Write out each line exactly as given. Leave the pictures out of your copy.

[Dataset rows]
━━━━━━━━━━━━━━━━━━━━━━━━━━━━━━

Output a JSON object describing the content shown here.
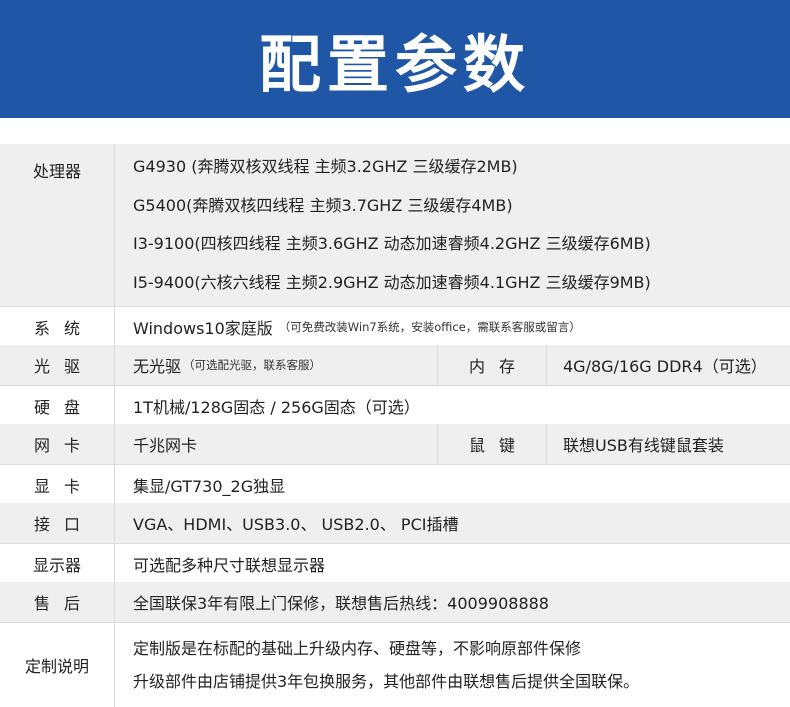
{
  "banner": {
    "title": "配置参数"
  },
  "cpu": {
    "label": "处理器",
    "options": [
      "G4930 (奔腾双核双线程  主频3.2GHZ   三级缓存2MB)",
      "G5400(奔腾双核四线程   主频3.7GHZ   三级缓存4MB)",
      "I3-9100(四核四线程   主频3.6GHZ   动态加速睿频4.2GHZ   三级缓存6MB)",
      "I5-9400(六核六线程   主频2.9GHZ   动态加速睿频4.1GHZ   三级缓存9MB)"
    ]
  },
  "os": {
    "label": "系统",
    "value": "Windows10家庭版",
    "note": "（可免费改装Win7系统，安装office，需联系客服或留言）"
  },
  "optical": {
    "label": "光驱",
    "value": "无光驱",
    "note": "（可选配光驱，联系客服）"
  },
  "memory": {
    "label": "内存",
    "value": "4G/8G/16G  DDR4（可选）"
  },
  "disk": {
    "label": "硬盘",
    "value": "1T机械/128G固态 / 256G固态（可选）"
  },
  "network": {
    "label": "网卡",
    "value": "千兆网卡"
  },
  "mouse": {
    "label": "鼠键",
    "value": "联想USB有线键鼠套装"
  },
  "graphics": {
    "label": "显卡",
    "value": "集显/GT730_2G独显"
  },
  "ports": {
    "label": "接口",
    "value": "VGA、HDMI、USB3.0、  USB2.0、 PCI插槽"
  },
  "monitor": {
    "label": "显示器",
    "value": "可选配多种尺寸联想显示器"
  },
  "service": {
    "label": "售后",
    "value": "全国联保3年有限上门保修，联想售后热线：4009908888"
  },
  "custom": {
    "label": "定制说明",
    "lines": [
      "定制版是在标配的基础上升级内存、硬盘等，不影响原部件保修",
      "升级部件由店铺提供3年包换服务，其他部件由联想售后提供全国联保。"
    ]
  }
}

━━━━━━━━━━━━━━━━━━━━━━━━━━━━━━

Solution to the exercise:
Output a JSON object describing the content shown here.
{
  "banner": {
    "title": "配置参数"
  },
  "cpu": {
    "label": "处理器",
    "options": [
      "G4930 (奔腾双核双线程  主频3.2GHZ   三级缓存2MB)",
      "G5400(奔腾双核四线程   主频3.7GHZ   三级缓存4MB)",
      "I3-9100(四核四线程   主频3.6GHZ   动态加速睿频4.2GHZ   三级缓存6MB)",
      "I5-9400(六核六线程   主频2.9GHZ   动态加速睿频4.1GHZ   三级缓存9MB)"
    ]
  },
  "os": {
    "label": "系统",
    "value": "Windows10家庭版",
    "note": "（可免费改装Win7系统，安装office，需联系客服或留言）"
  },
  "optical": {
    "label": "光驱",
    "value": "无光驱",
    "note": "（可选配光驱，联系客服）"
  },
  "memory": {
    "label": "内存",
    "value": "4G/8G/16G  DDR4（可选）"
  },
  "disk": {
    "label": "硬盘",
    "value": "1T机械/128G固态 / 256G固态（可选）"
  },
  "network": {
    "label": "网卡",
    "value": "千兆网卡"
  },
  "mouse": {
    "label": "鼠键",
    "value": "联想USB有线键鼠套装"
  },
  "graphics": {
    "label": "显卡",
    "value": "集显/GT730_2G独显"
  },
  "ports": {
    "label": "接口",
    "value": "VGA、HDMI、USB3.0、  USB2.0、 PCI插槽"
  },
  "monitor": {
    "label": "显示器",
    "value": "可选配多种尺寸联想显示器"
  },
  "service": {
    "label": "售后",
    "value": "全国联保3年有限上门保修，联想售后热线：4009908888"
  },
  "custom": {
    "label": "定制说明",
    "lines": [
      "定制版是在标配的基础上升级内存、硬盘等，不影响原部件保修",
      "升级部件由店铺提供3年包换服务，其他部件由联想售后提供全国联保。"
    ]
  }
}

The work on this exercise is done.